- [Exercise objective] Look for the word "ylabel" in each line and report the count of matching lines, with nothing added.

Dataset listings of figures
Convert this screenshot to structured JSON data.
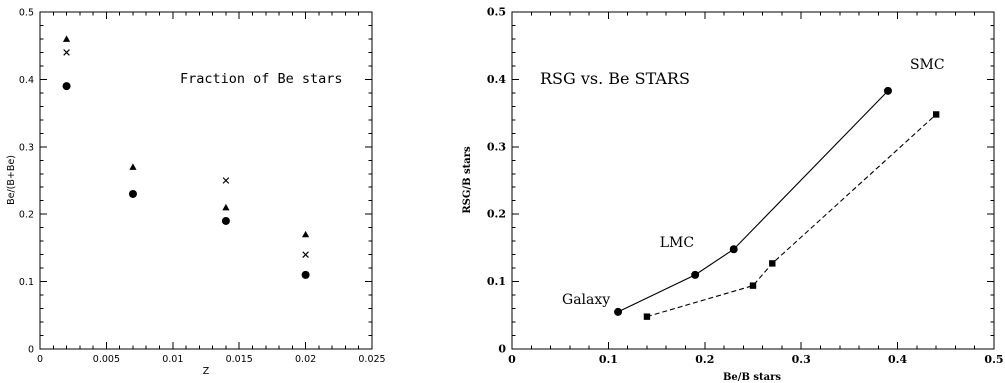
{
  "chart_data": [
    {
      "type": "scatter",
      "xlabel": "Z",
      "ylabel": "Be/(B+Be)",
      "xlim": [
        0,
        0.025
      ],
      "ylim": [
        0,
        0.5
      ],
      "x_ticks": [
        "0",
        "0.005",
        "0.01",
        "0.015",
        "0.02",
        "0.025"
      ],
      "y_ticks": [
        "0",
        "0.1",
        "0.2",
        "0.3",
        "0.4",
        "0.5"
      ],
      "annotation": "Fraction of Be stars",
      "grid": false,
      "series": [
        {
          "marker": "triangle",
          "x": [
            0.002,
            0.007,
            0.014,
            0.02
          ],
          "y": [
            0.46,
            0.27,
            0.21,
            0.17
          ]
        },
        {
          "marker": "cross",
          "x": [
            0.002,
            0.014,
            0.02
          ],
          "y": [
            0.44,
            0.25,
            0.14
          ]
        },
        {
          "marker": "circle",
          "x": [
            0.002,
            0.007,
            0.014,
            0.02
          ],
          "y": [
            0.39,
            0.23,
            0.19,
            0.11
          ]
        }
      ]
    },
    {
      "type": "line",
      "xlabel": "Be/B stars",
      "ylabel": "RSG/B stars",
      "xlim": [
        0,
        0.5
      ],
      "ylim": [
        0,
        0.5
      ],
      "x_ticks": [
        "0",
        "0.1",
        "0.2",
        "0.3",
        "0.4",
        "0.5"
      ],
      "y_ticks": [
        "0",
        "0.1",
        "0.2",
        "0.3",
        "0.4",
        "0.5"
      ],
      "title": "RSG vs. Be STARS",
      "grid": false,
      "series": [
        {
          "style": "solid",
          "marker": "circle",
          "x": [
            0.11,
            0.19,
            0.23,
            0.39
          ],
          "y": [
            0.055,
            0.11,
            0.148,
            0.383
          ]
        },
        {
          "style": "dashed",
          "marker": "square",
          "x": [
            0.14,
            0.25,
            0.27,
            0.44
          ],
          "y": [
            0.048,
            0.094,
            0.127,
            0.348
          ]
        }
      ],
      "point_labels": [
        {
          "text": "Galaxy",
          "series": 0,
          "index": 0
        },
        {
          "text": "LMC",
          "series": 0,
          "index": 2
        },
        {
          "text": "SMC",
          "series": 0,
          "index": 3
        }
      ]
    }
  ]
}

--

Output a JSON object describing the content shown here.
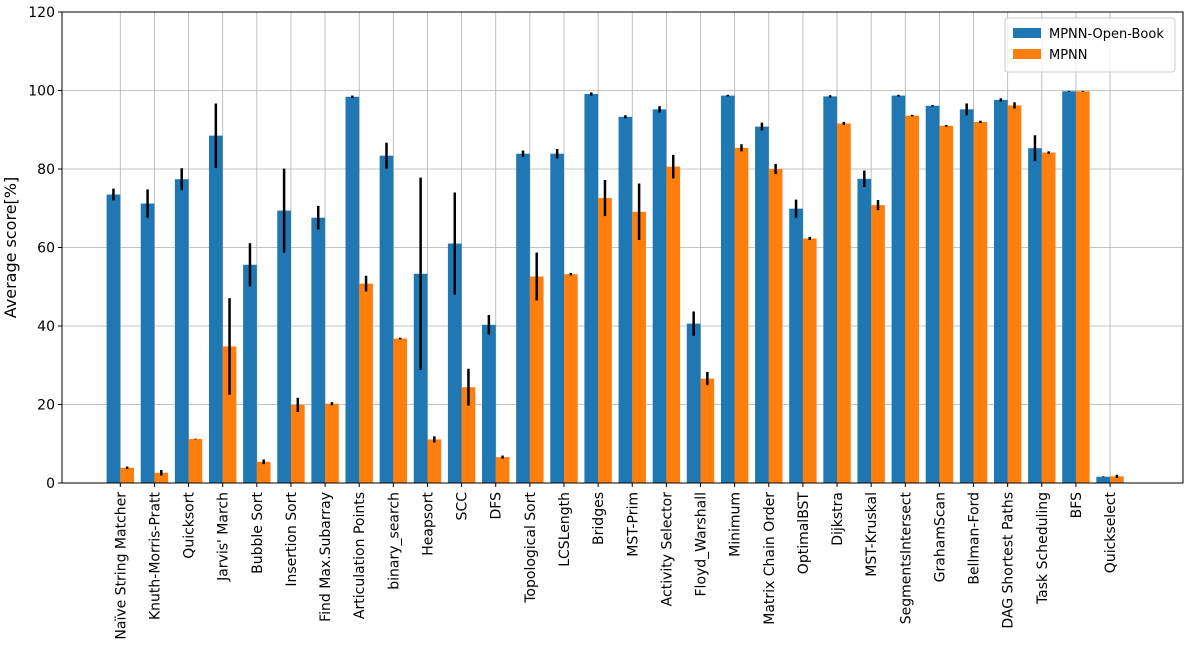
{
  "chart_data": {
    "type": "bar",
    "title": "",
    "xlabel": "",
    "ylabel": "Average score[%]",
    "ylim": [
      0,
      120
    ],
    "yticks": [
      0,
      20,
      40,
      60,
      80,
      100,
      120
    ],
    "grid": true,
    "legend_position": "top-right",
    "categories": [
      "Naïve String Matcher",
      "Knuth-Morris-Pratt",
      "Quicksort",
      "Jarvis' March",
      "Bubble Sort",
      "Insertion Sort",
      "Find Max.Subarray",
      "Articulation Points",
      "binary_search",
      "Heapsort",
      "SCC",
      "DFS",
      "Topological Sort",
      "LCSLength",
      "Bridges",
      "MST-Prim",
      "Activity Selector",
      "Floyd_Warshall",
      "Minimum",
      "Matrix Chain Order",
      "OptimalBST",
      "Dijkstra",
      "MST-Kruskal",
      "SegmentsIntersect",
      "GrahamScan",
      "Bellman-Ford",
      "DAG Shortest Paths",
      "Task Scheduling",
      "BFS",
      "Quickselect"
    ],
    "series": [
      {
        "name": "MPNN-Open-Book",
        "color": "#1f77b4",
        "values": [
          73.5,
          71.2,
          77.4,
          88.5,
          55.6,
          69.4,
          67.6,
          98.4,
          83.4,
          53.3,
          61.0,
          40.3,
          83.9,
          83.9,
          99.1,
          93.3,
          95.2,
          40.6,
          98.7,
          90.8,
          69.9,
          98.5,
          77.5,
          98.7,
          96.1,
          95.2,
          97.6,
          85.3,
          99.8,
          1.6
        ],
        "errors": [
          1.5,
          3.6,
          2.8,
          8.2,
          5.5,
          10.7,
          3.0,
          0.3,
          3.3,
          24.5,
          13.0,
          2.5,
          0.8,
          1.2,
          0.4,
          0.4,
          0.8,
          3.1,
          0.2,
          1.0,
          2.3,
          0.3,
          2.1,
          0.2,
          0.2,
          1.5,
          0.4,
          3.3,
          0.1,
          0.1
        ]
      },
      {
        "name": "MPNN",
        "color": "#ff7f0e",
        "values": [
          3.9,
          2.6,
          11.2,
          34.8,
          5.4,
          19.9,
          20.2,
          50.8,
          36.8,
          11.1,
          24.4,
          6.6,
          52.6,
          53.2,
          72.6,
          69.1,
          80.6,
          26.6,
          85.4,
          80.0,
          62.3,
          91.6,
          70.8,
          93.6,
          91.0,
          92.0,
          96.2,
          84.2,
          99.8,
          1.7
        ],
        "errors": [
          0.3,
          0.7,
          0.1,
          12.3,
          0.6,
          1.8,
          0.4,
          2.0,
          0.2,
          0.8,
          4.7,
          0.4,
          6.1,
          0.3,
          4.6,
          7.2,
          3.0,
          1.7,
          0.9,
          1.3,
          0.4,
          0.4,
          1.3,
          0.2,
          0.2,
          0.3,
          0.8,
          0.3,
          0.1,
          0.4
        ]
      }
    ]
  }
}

- [Task response] 3